▸ **EXERCISE GOAL**: Report how many lines contain "SUBJECT". Give the number and nothing else.

- - - - -

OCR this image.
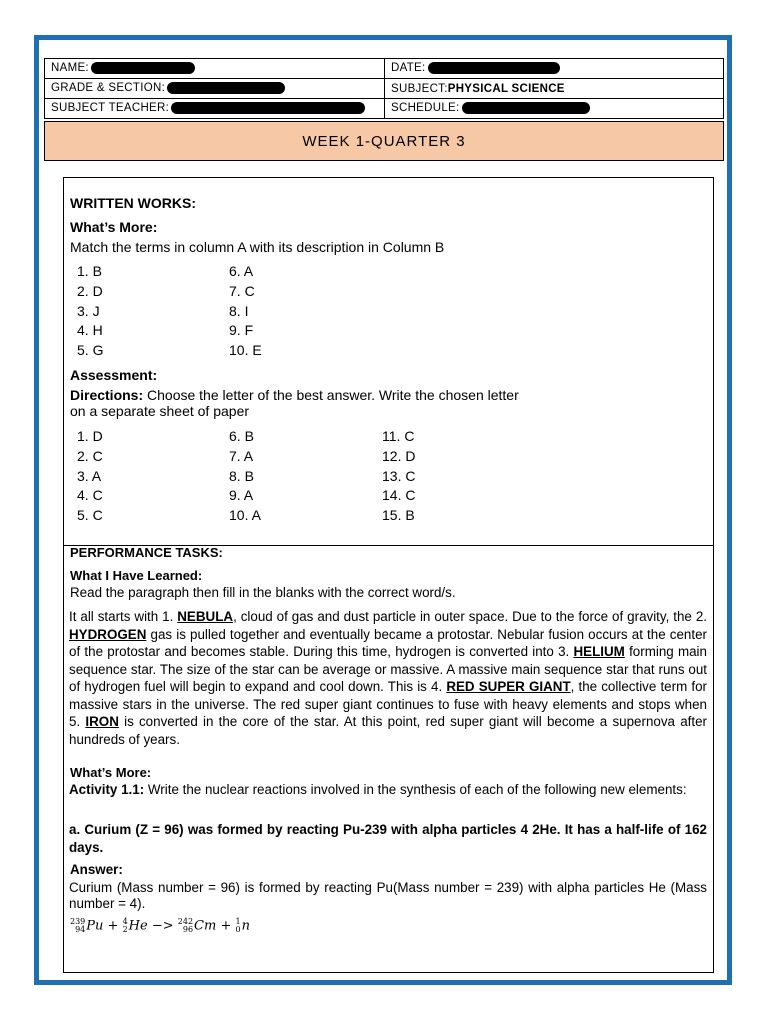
NAME:	DATE:
GRADE & SECTION:	SUBJECT:PHYSICAL SCIENCE
SUBJECT TEACHER:	SCHEDULE:
WEEK 1-QUARTER 3
WRITTEN WORKS:
What’s More:
Match the terms in column A with its description in Column B
1. B
2. D
3. J
4. H
5. G
6. A
7. C
8. I
9. F
10. E
Assessment:
Directions: Choose the letter of the best answer. Write the chosen letter
on a separate sheet of paper
1. D
2. C
3. A
4. C
5. C
6. B
7. A
8. B
9. A
10. A
11. C
12. D
13. C
14. C
15. B
PERFORMANCE TASKS:
What I Have Learned:
Read the paragraph then fill in the blanks with the correct word/s.
It all starts with 1. NEBULA, cloud of gas and dust particle in outer space. Due to the force of gravity, the 2. HYDROGEN gas is pulled together and eventually became a protostar. Nebular fusion occurs at the center of the protostar and becomes stable. During this time, hydrogen is converted into 3. HELIUM forming main sequence star. The size of the star can be average or massive. A massive main sequence star that runs out of hydrogen fuel will begin to expand and cool down. This is 4. RED SUPER GIANT, the collective term for massive stars in the universe. The red super giant continues to fuse with heavy elements and stops when 5. IRON is converted in the core of the star. At this point, red super giant will become a supernova after hundreds of years.
What’s More:
Activity 1.1: Write the nuclear reactions involved in the synthesis of each of the following new elements:
a. Curium (Z = 96) was formed by reacting Pu-239 with alpha particles 4 2He. It has a half-life of 162 days.
Answer:
Curium (Mass number = 96) is formed by reacting Pu(Mass number = 239) with alpha particles He (Mass number = 4).
239
94Pu + 4
2He −> 242
96Cm + 1
0n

- - - - -

▸ **SOLUTION**: 2